# INPUT RECORDS start

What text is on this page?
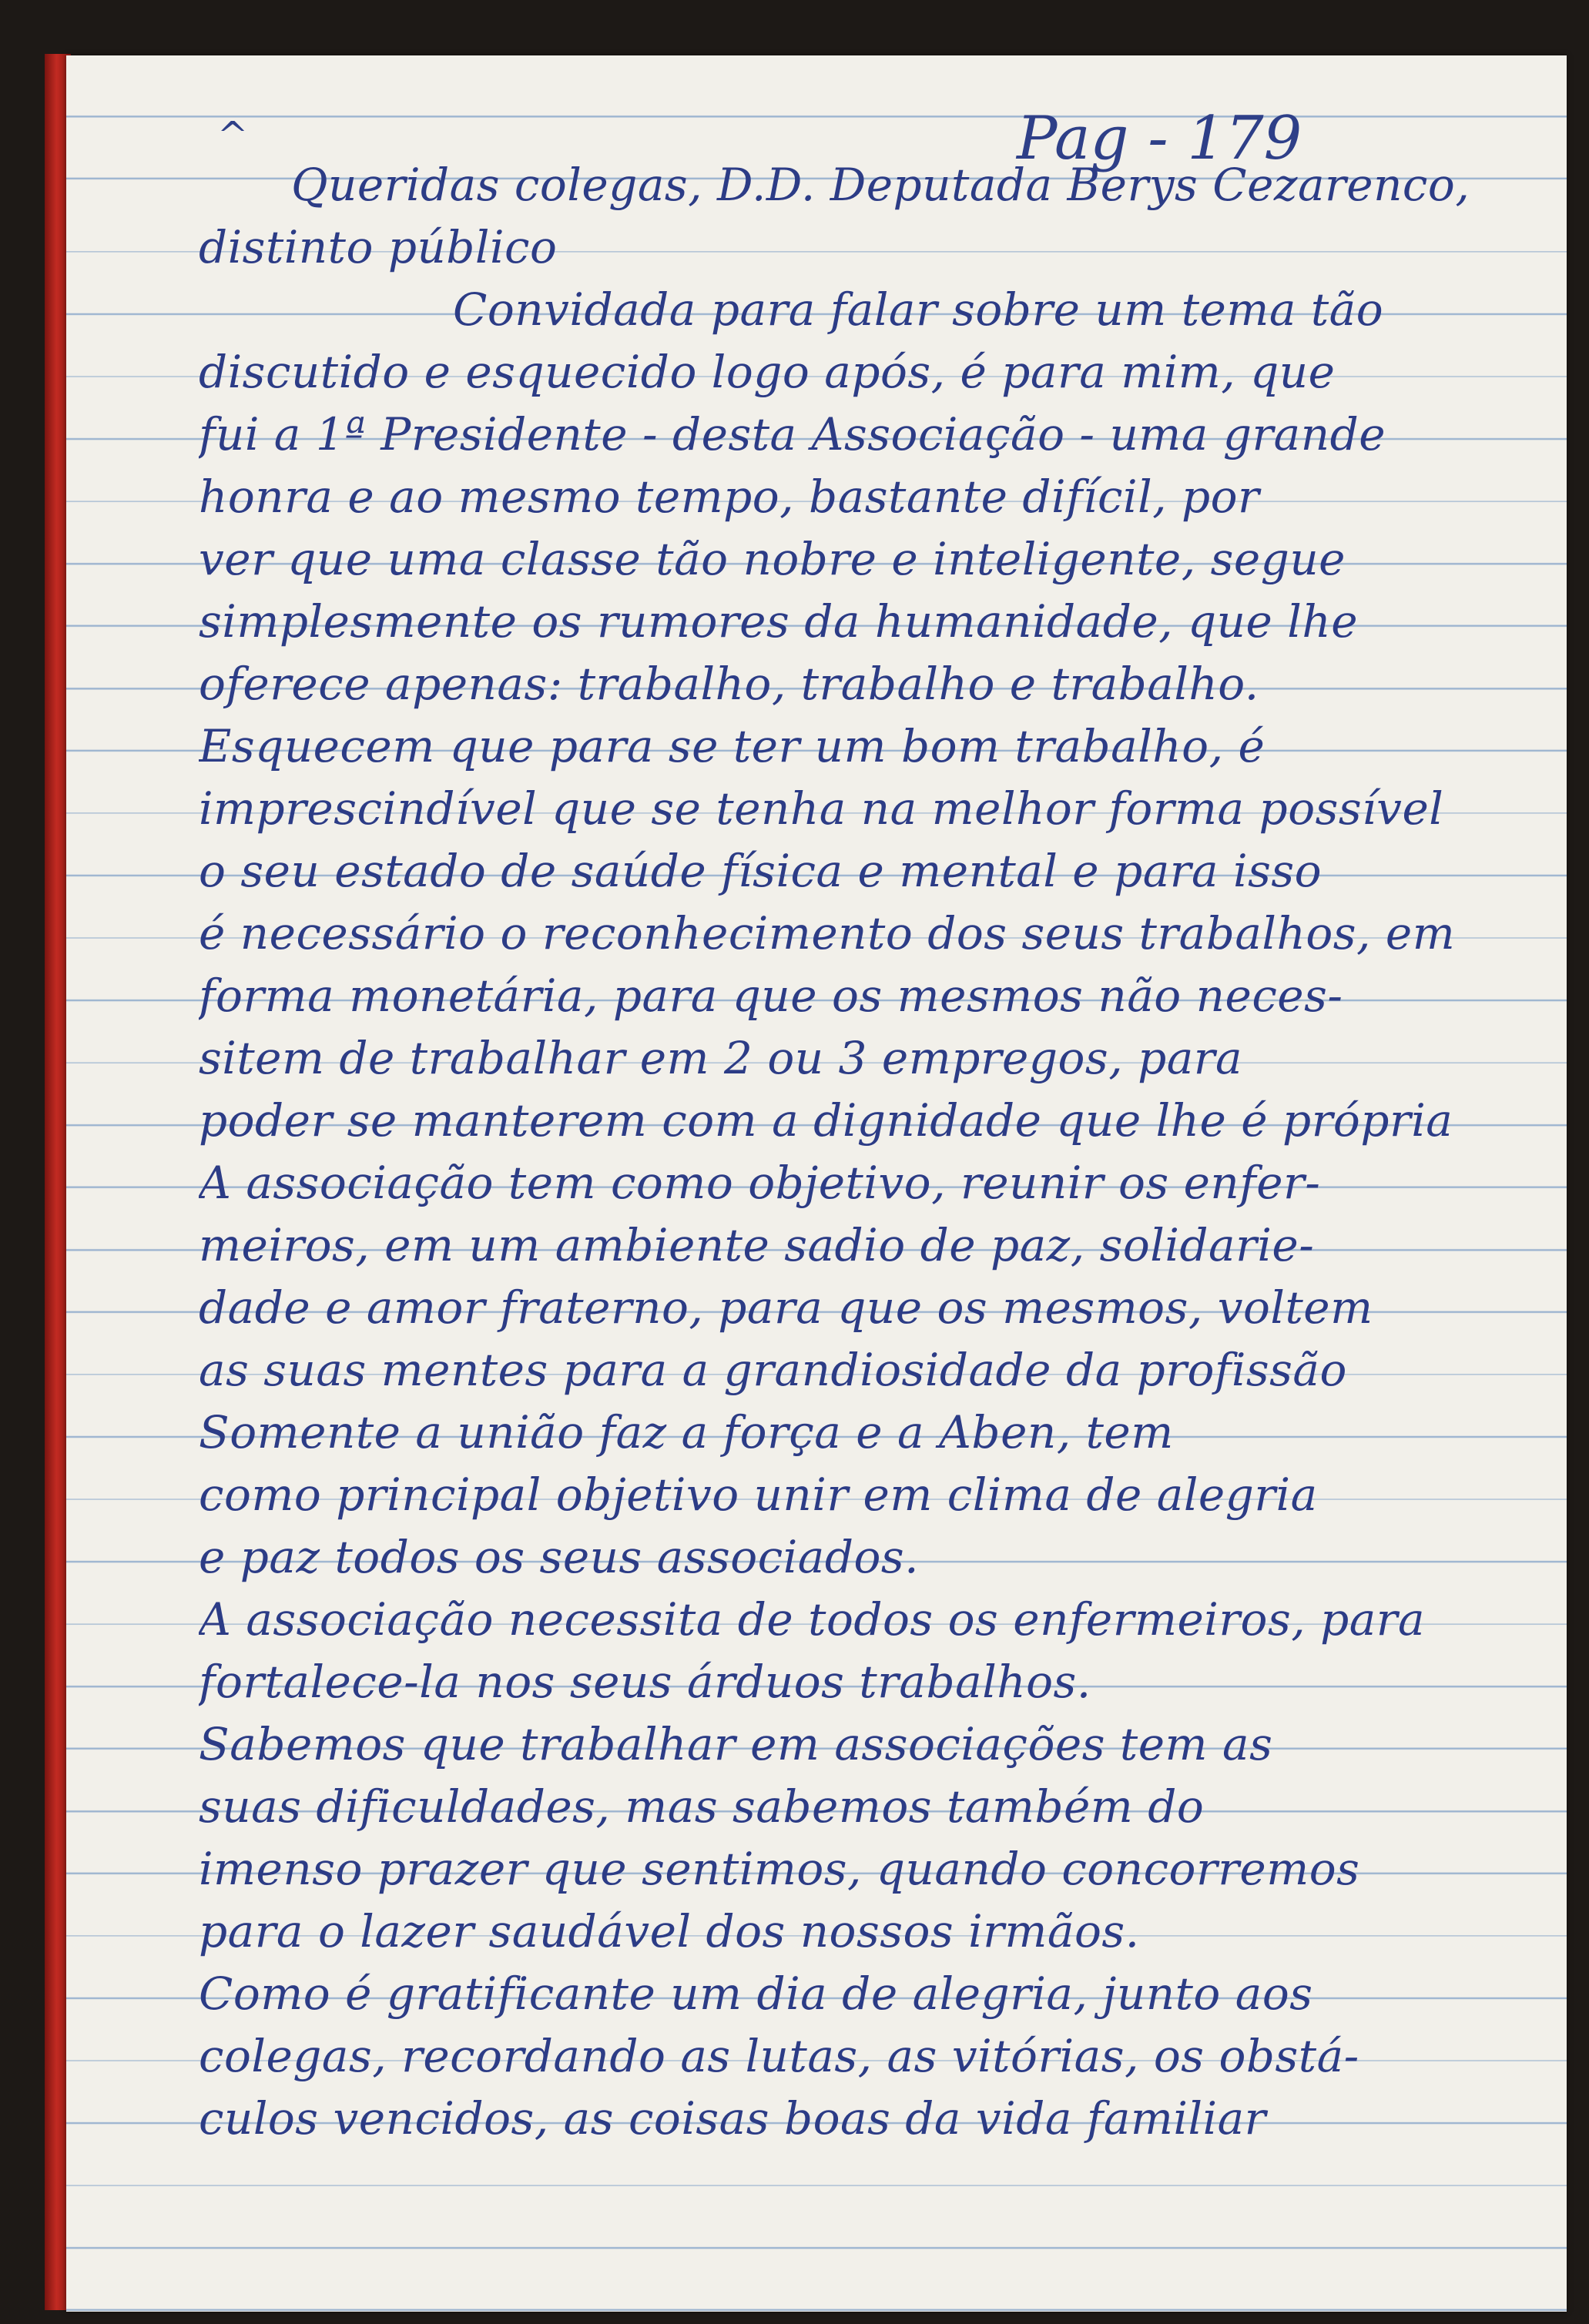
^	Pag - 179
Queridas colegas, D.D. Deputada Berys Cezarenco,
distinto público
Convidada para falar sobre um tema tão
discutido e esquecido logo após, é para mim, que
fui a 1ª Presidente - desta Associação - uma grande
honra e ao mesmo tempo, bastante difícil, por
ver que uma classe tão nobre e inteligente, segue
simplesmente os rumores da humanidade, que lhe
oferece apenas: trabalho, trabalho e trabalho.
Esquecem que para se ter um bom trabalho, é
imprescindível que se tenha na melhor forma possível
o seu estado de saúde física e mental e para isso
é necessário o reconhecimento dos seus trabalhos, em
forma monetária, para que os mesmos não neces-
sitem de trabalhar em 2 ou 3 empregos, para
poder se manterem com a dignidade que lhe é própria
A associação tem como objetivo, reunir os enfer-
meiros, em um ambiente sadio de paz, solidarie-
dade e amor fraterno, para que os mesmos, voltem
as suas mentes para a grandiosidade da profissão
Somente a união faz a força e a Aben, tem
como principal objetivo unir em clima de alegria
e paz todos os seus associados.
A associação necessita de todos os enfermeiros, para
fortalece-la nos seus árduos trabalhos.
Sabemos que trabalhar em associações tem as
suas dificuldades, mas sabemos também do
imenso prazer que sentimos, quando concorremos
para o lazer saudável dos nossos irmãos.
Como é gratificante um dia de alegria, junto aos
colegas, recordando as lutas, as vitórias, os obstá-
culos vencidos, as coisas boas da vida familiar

# INPUT RECORDS end

THE TASK
Retype each line of the listing above word for word. Exclude the pictures.

RESULT OF THE EXERCISE
What text is on this page?
^	Pag - 179
Queridas colegas, D.D. Deputada Berys Cezarenco,
distinto público
Convidada para falar sobre um tema tão
discutido e esquecido logo após, é para mim, que
fui a 1ª Presidente - desta Associação - uma grande
honra e ao mesmo tempo, bastante difícil, por
ver que uma classe tão nobre e inteligente, segue
simplesmente os rumores da humanidade, que lhe
oferece apenas: trabalho, trabalho e trabalho.
Esquecem que para se ter um bom trabalho, é
imprescindível que se tenha na melhor forma possível
o seu estado de saúde física e mental e para isso
é necessário o reconhecimento dos seus trabalhos, em
forma monetária, para que os mesmos não neces-
sitem de trabalhar em 2 ou 3 empregos, para
poder se manterem com a dignidade que lhe é própria
A associação tem como objetivo, reunir os enfer-
meiros, em um ambiente sadio de paz, solidarie-
dade e amor fraterno, para que os mesmos, voltem
as suas mentes para a grandiosidade da profissão
Somente a união faz a força e a Aben, tem
como principal objetivo unir em clima de alegria
e paz todos os seus associados.
A associação necessita de todos os enfermeiros, para
fortalece-la nos seus árduos trabalhos.
Sabemos que trabalhar em associações tem as
suas dificuldades, mas sabemos também do
imenso prazer que sentimos, quando concorremos
para o lazer saudável dos nossos irmãos.
Como é gratificante um dia de alegria, junto aos
colegas, recordando as lutas, as vitórias, os obstá-
culos vencidos, as coisas boas da vida familiar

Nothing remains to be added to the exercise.